Dataset rows
========================================================================
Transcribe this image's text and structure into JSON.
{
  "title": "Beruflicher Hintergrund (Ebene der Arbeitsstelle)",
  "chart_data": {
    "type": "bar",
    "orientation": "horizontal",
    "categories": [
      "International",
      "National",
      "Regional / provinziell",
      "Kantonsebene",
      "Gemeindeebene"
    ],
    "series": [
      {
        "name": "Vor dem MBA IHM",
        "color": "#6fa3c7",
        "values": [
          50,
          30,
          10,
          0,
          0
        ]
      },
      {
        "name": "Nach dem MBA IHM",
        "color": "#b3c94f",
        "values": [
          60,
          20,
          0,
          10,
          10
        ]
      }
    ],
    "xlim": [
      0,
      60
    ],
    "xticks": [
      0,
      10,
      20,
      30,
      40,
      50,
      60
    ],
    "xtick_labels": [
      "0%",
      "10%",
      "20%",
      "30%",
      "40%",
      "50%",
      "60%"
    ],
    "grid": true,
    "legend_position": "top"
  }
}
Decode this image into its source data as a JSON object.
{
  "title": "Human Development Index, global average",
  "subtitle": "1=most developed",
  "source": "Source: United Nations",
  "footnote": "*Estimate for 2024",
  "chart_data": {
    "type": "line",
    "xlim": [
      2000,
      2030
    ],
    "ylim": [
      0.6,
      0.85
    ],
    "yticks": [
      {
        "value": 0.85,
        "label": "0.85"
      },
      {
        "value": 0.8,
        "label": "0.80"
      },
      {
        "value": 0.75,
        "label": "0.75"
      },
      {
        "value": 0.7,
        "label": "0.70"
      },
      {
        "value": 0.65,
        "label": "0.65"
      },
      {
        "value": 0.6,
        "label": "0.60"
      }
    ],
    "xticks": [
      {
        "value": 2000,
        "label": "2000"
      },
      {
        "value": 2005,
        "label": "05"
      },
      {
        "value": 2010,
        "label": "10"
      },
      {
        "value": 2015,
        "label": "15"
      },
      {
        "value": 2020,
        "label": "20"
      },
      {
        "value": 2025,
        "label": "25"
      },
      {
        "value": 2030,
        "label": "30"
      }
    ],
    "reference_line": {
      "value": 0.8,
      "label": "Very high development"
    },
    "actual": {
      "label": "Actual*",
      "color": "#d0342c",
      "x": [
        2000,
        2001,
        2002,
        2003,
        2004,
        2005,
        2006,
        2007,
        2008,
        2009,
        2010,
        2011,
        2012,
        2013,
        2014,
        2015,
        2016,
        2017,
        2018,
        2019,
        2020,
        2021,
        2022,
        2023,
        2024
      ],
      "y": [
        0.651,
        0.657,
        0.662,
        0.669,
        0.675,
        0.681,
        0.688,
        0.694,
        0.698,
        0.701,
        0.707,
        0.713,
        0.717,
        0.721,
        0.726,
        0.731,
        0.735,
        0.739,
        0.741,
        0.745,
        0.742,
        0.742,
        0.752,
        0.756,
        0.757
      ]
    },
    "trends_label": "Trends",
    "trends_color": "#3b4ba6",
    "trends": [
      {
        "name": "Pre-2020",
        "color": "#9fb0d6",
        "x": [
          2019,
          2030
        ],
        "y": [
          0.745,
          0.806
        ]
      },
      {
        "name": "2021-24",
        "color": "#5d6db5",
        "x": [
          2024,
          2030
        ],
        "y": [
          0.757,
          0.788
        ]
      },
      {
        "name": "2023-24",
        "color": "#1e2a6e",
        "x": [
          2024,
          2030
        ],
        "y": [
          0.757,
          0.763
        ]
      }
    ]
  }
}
========================================================================
◆ Task requirements
Review the preceding data and report every line that includes the string "into".

◆ Answer below
Transcribe this image's text and structure into JSON.
Decode this image into its source data as a JSON object.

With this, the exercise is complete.